WHAT THIS TASK INVOLVES. Copy out all lines of the records in which the word "Persson" appears.

* start RECORDS TO USE *

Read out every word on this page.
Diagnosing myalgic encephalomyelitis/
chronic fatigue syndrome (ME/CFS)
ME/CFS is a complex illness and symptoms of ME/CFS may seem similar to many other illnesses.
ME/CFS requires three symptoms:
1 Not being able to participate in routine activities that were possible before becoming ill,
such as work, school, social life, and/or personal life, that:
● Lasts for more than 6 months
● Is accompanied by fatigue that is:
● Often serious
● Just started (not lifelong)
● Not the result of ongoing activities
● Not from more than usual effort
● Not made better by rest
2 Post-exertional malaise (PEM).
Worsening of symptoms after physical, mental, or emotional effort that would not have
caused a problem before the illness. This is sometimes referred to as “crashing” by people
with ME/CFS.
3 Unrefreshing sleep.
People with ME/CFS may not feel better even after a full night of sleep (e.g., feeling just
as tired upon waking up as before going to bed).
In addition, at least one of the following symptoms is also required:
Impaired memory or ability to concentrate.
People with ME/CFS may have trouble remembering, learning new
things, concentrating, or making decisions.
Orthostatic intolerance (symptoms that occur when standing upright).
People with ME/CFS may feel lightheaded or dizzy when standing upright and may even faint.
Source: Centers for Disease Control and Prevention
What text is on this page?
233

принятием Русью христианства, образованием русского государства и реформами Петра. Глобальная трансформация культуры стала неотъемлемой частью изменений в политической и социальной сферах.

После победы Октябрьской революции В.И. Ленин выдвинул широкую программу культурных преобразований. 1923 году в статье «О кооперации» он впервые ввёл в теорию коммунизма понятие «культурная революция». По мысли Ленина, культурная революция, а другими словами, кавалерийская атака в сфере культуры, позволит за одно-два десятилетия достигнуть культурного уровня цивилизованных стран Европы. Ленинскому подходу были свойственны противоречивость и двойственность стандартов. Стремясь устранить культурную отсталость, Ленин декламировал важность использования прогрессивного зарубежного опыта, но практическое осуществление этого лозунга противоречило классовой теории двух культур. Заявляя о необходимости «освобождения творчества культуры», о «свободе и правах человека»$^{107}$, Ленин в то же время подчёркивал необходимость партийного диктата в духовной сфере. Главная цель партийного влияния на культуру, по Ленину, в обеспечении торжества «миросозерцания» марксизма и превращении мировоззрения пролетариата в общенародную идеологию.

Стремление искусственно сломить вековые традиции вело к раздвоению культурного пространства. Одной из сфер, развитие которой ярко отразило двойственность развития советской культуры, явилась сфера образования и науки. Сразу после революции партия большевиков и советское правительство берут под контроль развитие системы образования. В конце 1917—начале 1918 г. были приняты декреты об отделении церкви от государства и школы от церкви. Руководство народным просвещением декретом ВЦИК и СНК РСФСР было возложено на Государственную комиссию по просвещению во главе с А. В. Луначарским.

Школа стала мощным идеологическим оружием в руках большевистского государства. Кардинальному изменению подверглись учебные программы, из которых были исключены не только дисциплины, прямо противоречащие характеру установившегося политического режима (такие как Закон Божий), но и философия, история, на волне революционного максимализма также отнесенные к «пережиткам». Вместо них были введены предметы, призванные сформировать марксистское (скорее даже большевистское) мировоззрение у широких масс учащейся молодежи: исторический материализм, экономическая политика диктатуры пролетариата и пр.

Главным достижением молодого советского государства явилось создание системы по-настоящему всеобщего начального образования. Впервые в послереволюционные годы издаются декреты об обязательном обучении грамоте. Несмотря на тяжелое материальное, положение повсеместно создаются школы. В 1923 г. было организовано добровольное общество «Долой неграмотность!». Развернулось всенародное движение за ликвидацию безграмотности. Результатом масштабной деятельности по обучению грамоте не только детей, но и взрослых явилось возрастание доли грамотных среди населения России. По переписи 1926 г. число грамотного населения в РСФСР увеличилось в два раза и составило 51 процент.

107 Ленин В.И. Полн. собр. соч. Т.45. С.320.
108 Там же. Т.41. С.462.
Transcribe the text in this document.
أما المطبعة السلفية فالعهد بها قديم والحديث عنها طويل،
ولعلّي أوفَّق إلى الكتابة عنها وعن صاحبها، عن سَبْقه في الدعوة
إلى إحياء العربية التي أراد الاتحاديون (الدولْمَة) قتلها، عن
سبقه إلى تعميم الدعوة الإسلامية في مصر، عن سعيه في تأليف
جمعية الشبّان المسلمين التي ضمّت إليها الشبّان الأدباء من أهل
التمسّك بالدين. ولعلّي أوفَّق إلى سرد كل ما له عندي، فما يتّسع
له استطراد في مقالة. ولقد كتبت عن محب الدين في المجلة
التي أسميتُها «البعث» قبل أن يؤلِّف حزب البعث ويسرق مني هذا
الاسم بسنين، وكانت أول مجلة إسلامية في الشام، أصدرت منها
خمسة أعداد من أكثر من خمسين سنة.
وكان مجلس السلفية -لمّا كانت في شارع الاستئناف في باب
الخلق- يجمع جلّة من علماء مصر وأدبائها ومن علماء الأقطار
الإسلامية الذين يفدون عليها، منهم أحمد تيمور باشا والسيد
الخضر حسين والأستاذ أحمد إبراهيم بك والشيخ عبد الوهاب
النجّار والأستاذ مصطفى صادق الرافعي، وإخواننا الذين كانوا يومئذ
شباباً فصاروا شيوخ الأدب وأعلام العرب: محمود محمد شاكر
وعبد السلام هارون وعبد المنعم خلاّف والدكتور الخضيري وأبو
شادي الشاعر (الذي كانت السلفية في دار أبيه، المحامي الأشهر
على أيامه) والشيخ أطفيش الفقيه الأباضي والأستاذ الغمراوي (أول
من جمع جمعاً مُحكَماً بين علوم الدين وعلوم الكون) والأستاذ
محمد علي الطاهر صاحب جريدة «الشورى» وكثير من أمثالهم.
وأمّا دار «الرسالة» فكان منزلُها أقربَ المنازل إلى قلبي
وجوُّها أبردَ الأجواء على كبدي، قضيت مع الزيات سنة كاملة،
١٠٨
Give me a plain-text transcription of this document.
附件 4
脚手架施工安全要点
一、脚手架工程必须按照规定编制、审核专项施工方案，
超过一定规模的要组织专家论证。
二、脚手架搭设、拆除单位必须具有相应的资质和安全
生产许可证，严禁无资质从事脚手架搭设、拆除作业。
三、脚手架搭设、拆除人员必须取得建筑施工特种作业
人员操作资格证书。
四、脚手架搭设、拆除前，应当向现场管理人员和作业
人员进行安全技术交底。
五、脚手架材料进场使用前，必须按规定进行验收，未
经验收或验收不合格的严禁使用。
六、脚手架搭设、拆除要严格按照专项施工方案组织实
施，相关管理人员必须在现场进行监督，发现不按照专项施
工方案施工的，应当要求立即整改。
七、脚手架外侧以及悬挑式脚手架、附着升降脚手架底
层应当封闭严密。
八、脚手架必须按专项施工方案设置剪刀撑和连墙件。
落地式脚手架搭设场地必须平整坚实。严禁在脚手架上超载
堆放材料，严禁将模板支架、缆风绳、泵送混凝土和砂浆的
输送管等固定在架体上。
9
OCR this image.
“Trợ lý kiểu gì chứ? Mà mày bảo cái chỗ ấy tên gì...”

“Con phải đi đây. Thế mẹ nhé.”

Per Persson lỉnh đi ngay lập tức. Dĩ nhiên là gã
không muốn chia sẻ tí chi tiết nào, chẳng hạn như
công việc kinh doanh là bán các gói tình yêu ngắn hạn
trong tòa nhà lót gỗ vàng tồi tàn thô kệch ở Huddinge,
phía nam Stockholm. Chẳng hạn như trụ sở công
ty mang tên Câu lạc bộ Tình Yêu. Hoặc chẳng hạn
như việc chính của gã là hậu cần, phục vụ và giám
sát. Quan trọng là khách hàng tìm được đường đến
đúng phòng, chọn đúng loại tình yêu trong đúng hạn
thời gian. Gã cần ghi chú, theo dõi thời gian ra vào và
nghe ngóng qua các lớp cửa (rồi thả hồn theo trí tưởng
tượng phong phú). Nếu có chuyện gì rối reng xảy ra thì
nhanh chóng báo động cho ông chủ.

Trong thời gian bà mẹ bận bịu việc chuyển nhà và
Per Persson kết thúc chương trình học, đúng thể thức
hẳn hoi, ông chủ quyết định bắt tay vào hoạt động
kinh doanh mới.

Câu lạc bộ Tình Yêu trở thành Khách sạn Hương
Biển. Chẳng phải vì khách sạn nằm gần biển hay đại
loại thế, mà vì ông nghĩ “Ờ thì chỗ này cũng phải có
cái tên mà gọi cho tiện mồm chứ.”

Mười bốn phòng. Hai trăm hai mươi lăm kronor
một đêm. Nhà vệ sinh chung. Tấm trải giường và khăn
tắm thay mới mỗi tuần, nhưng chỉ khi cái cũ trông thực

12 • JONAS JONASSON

* end RECORDS TO USE *

SOLUTION TO THE EXERCISE.
Per Persson lỉnh đi ngay lập tức. Dĩ nhiên là gã
Per Persson kết thúc chương trình học, đúng thể thức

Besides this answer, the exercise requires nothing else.